Source data
:::::
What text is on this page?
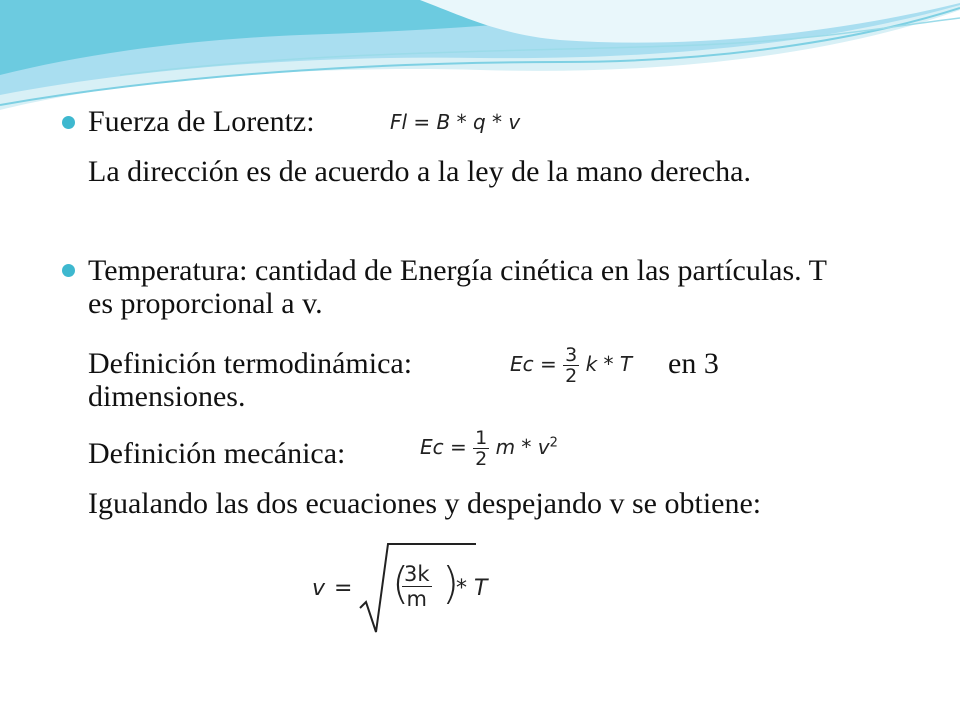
Fuerza de Lorentz:	Fl = B * q * v
La dirección es de acuerdo a la ley de la mano derecha.
Temperatura: cantidad de Energía cinética en las partículas. T es proporcional a v.
Definición termodinámica:	$Ec = \frac{3}{2}$ k * T en 3
dimensiones.
Definición mecánica:	$Ec = \frac{1}{2}$ m * $v^2$
Igualando las dos ecuaciones y despejando v se obtiene:
v = (
$\frac{3k}{m}$ )
* T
:::::
Scan the records above for the string "Definición", then select every line that holds it.

**Written response**:
Definición termodinámica:	$Ec = \frac{3}{2}$ k * T en 3
Definición mecánica:	$Ec = \frac{1}{2}$ m * $v^2$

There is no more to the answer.